_STATED GOAL_
Reproduce the listing word for word. Skip any image.

_DATASET RECORDS_
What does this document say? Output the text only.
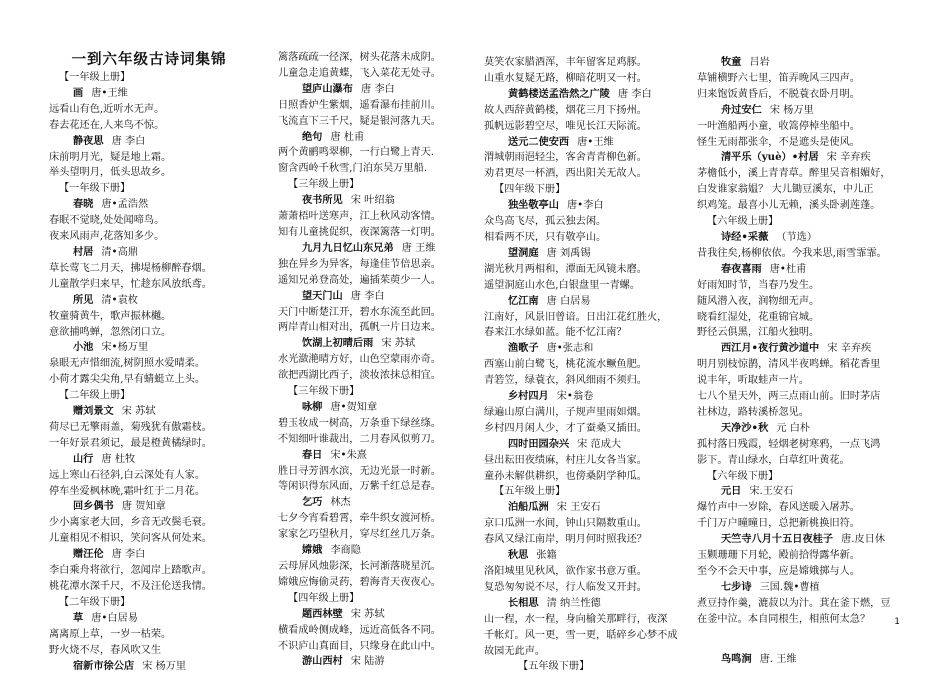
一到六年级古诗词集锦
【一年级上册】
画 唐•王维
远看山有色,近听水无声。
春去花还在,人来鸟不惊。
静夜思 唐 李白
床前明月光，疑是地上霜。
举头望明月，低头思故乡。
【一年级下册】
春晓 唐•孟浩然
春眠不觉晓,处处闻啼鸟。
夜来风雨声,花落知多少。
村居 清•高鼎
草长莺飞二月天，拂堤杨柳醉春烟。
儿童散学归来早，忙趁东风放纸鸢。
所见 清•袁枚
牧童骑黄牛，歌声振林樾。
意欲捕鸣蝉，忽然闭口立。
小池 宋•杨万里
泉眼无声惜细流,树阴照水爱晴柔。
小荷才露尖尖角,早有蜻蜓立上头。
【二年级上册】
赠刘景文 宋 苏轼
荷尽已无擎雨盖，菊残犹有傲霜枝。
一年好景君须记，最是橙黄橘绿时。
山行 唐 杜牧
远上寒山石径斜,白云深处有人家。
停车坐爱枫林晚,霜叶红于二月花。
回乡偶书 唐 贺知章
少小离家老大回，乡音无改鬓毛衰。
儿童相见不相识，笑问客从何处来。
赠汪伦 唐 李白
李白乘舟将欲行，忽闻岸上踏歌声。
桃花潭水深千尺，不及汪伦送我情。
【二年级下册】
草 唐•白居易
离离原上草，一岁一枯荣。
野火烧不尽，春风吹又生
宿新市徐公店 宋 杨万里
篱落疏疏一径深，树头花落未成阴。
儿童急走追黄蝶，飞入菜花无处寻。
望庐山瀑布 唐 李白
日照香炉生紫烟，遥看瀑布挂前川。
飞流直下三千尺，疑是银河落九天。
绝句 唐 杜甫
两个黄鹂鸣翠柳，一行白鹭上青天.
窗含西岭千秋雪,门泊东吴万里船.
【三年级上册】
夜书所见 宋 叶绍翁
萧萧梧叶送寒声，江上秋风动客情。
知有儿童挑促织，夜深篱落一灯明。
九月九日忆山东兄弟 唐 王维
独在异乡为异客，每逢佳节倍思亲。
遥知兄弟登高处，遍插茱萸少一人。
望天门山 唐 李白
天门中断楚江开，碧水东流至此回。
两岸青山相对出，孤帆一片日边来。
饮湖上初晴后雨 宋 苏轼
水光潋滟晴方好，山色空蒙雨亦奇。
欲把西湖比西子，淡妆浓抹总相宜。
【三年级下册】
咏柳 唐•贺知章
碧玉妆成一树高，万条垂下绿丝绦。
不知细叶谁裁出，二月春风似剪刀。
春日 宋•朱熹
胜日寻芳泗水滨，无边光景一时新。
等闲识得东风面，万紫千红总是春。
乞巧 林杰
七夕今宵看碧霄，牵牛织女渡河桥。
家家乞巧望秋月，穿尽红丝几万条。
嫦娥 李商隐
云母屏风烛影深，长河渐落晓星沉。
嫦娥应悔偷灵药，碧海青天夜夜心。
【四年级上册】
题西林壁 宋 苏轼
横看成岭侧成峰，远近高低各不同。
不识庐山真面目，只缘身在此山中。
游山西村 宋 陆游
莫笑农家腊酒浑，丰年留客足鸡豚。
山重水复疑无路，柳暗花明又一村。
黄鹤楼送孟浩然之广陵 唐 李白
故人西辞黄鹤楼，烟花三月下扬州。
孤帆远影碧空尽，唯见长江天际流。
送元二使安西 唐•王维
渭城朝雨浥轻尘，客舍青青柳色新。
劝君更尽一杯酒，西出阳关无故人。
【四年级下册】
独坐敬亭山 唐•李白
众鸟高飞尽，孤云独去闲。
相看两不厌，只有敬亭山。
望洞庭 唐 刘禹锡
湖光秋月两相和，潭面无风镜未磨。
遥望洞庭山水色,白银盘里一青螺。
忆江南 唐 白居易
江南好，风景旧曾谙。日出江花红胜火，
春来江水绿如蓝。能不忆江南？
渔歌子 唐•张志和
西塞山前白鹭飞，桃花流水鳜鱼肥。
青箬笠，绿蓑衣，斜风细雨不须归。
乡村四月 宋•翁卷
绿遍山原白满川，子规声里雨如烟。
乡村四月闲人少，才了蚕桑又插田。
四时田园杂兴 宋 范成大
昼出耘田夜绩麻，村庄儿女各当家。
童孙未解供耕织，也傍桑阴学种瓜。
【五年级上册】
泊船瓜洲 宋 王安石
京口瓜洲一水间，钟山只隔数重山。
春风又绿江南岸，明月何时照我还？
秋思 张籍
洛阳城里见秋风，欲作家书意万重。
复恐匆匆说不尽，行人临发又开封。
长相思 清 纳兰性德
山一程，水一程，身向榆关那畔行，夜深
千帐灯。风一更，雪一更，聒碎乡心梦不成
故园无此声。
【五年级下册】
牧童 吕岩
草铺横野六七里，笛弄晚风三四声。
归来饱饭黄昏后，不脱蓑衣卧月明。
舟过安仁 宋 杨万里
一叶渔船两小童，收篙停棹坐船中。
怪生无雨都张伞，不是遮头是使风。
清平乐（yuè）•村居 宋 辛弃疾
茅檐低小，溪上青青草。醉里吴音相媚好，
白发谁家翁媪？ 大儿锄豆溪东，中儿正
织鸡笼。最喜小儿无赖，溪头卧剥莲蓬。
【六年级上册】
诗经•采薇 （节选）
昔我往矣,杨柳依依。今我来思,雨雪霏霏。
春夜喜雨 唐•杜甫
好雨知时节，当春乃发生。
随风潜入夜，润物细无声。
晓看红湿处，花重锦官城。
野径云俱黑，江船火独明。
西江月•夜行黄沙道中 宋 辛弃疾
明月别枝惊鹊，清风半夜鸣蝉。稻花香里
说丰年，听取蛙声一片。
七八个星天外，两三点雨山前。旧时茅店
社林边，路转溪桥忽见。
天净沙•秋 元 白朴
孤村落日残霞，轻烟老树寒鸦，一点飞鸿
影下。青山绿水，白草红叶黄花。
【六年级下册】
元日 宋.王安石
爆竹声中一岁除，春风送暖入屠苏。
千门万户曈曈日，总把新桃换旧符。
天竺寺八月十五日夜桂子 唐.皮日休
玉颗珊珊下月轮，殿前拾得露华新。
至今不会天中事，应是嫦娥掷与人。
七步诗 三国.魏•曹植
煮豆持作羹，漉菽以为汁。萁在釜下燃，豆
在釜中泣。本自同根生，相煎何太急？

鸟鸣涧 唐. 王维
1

_COMPLETE ANSWER_
What does this document say? Output the text only.
一到六年级古诗词集锦
【一年级上册】
画 唐•王维
远看山有色,近听水无声。
春去花还在,人来鸟不惊。
静夜思 唐 李白
床前明月光，疑是地上霜。
举头望明月，低头思故乡。
【一年级下册】
春晓 唐•孟浩然
春眠不觉晓,处处闻啼鸟。
夜来风雨声,花落知多少。
村居 清•高鼎
草长莺飞二月天，拂堤杨柳醉春烟。
儿童散学归来早，忙趁东风放纸鸢。
所见 清•袁枚
牧童骑黄牛，歌声振林樾。
意欲捕鸣蝉，忽然闭口立。
小池 宋•杨万里
泉眼无声惜细流,树阴照水爱晴柔。
小荷才露尖尖角,早有蜻蜓立上头。
【二年级上册】
赠刘景文 宋 苏轼
荷尽已无擎雨盖，菊残犹有傲霜枝。
一年好景君须记，最是橙黄橘绿时。
山行 唐 杜牧
远上寒山石径斜,白云深处有人家。
停车坐爱枫林晚,霜叶红于二月花。
回乡偶书 唐 贺知章
少小离家老大回，乡音无改鬓毛衰。
儿童相见不相识，笑问客从何处来。
赠汪伦 唐 李白
李白乘舟将欲行，忽闻岸上踏歌声。
桃花潭水深千尺，不及汪伦送我情。
【二年级下册】
草 唐•白居易
离离原上草，一岁一枯荣。
野火烧不尽，春风吹又生
宿新市徐公店 宋 杨万里
篱落疏疏一径深，树头花落未成阴。
儿童急走追黄蝶，飞入菜花无处寻。
望庐山瀑布 唐 李白
日照香炉生紫烟，遥看瀑布挂前川。
飞流直下三千尺，疑是银河落九天。
绝句 唐 杜甫
两个黄鹂鸣翠柳，一行白鹭上青天.
窗含西岭千秋雪,门泊东吴万里船.
【三年级上册】
夜书所见 宋 叶绍翁
萧萧梧叶送寒声，江上秋风动客情。
知有儿童挑促织，夜深篱落一灯明。
九月九日忆山东兄弟 唐 王维
独在异乡为异客，每逢佳节倍思亲。
遥知兄弟登高处，遍插茱萸少一人。
望天门山 唐 李白
天门中断楚江开，碧水东流至此回。
两岸青山相对出，孤帆一片日边来。
饮湖上初晴后雨 宋 苏轼
水光潋滟晴方好，山色空蒙雨亦奇。
欲把西湖比西子，淡妆浓抹总相宜。
【三年级下册】
咏柳 唐•贺知章
碧玉妆成一树高，万条垂下绿丝绦。
不知细叶谁裁出，二月春风似剪刀。
春日 宋•朱熹
胜日寻芳泗水滨，无边光景一时新。
等闲识得东风面，万紫千红总是春。
乞巧 林杰
七夕今宵看碧霄，牵牛织女渡河桥。
家家乞巧望秋月，穿尽红丝几万条。
嫦娥 李商隐
云母屏风烛影深，长河渐落晓星沉。
嫦娥应悔偷灵药，碧海青天夜夜心。
【四年级上册】
题西林壁 宋 苏轼
横看成岭侧成峰，远近高低各不同。
不识庐山真面目，只缘身在此山中。
游山西村 宋 陆游
莫笑农家腊酒浑，丰年留客足鸡豚。
山重水复疑无路，柳暗花明又一村。
黄鹤楼送孟浩然之广陵 唐 李白
故人西辞黄鹤楼，烟花三月下扬州。
孤帆远影碧空尽，唯见长江天际流。
送元二使安西 唐•王维
渭城朝雨浥轻尘，客舍青青柳色新。
劝君更尽一杯酒，西出阳关无故人。
【四年级下册】
独坐敬亭山 唐•李白
众鸟高飞尽，孤云独去闲。
相看两不厌，只有敬亭山。
望洞庭 唐 刘禹锡
湖光秋月两相和，潭面无风镜未磨。
遥望洞庭山水色,白银盘里一青螺。
忆江南 唐 白居易
江南好，风景旧曾谙。日出江花红胜火，
春来江水绿如蓝。能不忆江南？
渔歌子 唐•张志和
西塞山前白鹭飞，桃花流水鳜鱼肥。
青箬笠，绿蓑衣，斜风细雨不须归。
乡村四月 宋•翁卷
绿遍山原白满川，子规声里雨如烟。
乡村四月闲人少，才了蚕桑又插田。
四时田园杂兴 宋 范成大
昼出耘田夜绩麻，村庄儿女各当家。
童孙未解供耕织，也傍桑阴学种瓜。
【五年级上册】
泊船瓜洲 宋 王安石
京口瓜洲一水间，钟山只隔数重山。
春风又绿江南岸，明月何时照我还？
秋思 张籍
洛阳城里见秋风，欲作家书意万重。
复恐匆匆说不尽，行人临发又开封。
长相思 清 纳兰性德
山一程，水一程，身向榆关那畔行，夜深
千帐灯。风一更，雪一更，聒碎乡心梦不成
故园无此声。
【五年级下册】
牧童 吕岩
草铺横野六七里，笛弄晚风三四声。
归来饱饭黄昏后，不脱蓑衣卧月明。
舟过安仁 宋 杨万里
一叶渔船两小童，收篙停棹坐船中。
怪生无雨都张伞，不是遮头是使风。
清平乐（yuè）•村居 宋 辛弃疾
茅檐低小，溪上青青草。醉里吴音相媚好，
白发谁家翁媪？ 大儿锄豆溪东，中儿正
织鸡笼。最喜小儿无赖，溪头卧剥莲蓬。
【六年级上册】
诗经•采薇 （节选）
昔我往矣,杨柳依依。今我来思,雨雪霏霏。
春夜喜雨 唐•杜甫
好雨知时节，当春乃发生。
随风潜入夜，润物细无声。
晓看红湿处，花重锦官城。
野径云俱黑，江船火独明。
西江月•夜行黄沙道中 宋 辛弃疾
明月别枝惊鹊，清风半夜鸣蝉。稻花香里
说丰年，听取蛙声一片。
七八个星天外，两三点雨山前。旧时茅店
社林边，路转溪桥忽见。
天净沙•秋 元 白朴
孤村落日残霞，轻烟老树寒鸦，一点飞鸿
影下。青山绿水，白草红叶黄花。
【六年级下册】
元日 宋.王安石
爆竹声中一岁除，春风送暖入屠苏。
千门万户曈曈日，总把新桃换旧符。
天竺寺八月十五日夜桂子 唐.皮日休
玉颗珊珊下月轮，殿前拾得露华新。
至今不会天中事，应是嫦娥掷与人。
七步诗 三国.魏•曹植
煮豆持作羹，漉菽以为汁。萁在釜下燃，豆
在釜中泣。本自同根生，相煎何太急？

鸟鸣涧 唐. 王维
1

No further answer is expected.